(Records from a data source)
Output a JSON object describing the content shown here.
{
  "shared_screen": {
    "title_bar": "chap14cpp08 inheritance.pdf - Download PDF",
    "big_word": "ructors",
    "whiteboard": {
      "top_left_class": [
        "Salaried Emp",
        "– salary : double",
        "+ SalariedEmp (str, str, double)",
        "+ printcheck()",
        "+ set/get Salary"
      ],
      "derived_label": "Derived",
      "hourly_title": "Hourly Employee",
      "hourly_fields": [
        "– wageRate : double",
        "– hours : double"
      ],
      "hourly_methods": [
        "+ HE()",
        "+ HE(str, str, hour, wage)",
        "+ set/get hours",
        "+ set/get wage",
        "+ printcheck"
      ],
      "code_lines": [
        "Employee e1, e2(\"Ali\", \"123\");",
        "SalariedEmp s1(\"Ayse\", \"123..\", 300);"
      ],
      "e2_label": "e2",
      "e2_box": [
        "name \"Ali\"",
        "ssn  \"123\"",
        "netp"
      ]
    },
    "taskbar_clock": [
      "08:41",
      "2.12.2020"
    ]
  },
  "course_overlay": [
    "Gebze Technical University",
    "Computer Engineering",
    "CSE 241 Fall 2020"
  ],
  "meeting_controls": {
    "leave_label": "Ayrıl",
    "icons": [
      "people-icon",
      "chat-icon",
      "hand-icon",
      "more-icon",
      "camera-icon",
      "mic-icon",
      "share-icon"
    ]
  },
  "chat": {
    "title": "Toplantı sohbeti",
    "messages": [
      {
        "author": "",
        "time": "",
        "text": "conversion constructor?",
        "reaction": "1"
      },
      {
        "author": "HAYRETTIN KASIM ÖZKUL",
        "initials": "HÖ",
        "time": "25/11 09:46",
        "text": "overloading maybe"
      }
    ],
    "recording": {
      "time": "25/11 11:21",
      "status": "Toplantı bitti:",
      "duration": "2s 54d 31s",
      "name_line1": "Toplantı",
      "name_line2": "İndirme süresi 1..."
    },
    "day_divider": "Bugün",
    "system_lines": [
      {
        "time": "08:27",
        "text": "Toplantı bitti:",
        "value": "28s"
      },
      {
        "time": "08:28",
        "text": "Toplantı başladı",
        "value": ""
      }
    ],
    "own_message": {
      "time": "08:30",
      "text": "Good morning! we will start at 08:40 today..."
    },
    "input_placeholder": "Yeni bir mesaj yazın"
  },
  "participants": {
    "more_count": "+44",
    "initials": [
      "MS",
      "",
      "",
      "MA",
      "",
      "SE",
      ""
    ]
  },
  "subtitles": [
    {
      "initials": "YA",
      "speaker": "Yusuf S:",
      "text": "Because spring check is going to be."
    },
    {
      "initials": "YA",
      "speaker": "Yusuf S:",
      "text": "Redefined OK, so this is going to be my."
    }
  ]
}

Goal:
Wherever the word "initials" occurs in a line of the listing, copy that line.

Solution below:
        "initials": "HÖ",
    "initials": [
      "initials": "YA",
      "initials": "YA",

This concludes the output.